───── MATERIAL SUPPLIED ─────

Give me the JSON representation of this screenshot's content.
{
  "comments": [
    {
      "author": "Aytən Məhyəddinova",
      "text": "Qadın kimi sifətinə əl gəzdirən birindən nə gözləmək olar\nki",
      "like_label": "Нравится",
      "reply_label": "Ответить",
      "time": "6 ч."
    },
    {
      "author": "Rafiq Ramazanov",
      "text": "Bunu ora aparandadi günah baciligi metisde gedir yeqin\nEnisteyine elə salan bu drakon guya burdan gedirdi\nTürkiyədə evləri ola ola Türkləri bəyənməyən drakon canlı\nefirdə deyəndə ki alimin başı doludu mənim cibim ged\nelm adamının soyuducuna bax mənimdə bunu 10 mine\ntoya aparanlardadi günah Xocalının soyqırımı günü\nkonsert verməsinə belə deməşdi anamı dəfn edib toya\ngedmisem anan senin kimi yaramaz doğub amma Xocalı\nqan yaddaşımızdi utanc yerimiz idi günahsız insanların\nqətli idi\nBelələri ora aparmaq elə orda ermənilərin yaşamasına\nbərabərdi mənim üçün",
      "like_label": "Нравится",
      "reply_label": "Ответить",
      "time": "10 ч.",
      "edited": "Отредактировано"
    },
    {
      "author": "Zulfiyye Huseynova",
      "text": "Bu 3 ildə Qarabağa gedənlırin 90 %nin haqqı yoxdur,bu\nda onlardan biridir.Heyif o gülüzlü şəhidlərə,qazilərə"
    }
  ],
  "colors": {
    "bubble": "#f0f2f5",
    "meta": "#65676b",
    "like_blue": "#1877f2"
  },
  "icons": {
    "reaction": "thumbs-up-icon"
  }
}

─────

TASK PROMPT:
Return the listing above in full, character for character.

CORRECT ANSWER:
Give me the JSON representation of this screenshot's content.
{
  "comments": [
    {
      "author": "Aytən Məhyəddinova",
      "text": "Qadın kimi sifətinə əl gəzdirən birindən nə gözləmək olar\nki",
      "like_label": "Нравится",
      "reply_label": "Ответить",
      "time": "6 ч."
    },
    {
      "author": "Rafiq Ramazanov",
      "text": "Bunu ora aparandadi günah baciligi metisde gedir yeqin\nEnisteyine elə salan bu drakon guya burdan gedirdi\nTürkiyədə evləri ola ola Türkləri bəyənməyən drakon canlı\nefirdə deyəndə ki alimin başı doludu mənim cibim ged\nelm adamının soyuducuna bax mənimdə bunu 10 mine\ntoya aparanlardadi günah Xocalının soyqırımı günü\nkonsert verməsinə belə deməşdi anamı dəfn edib toya\ngedmisem anan senin kimi yaramaz doğub amma Xocalı\nqan yaddaşımızdi utanc yerimiz idi günahsız insanların\nqətli idi\nBelələri ora aparmaq elə orda ermənilərin yaşamasına\nbərabərdi mənim üçün",
      "like_label": "Нравится",
      "reply_label": "Ответить",
      "time": "10 ч.",
      "edited": "Отредактировано"
    },
    {
      "author": "Zulfiyye Huseynova",
      "text": "Bu 3 ildə Qarabağa gedənlırin 90 %nin haqqı yoxdur,bu\nda onlardan biridir.Heyif o gülüzlü şəhidlərə,qazilərə"
    }
  ],
  "colors": {
    "bubble": "#f0f2f5",
    "meta": "#65676b",
    "like_blue": "#1877f2"
  },
  "icons": {
    "reaction": "thumbs-up-icon"
  }
}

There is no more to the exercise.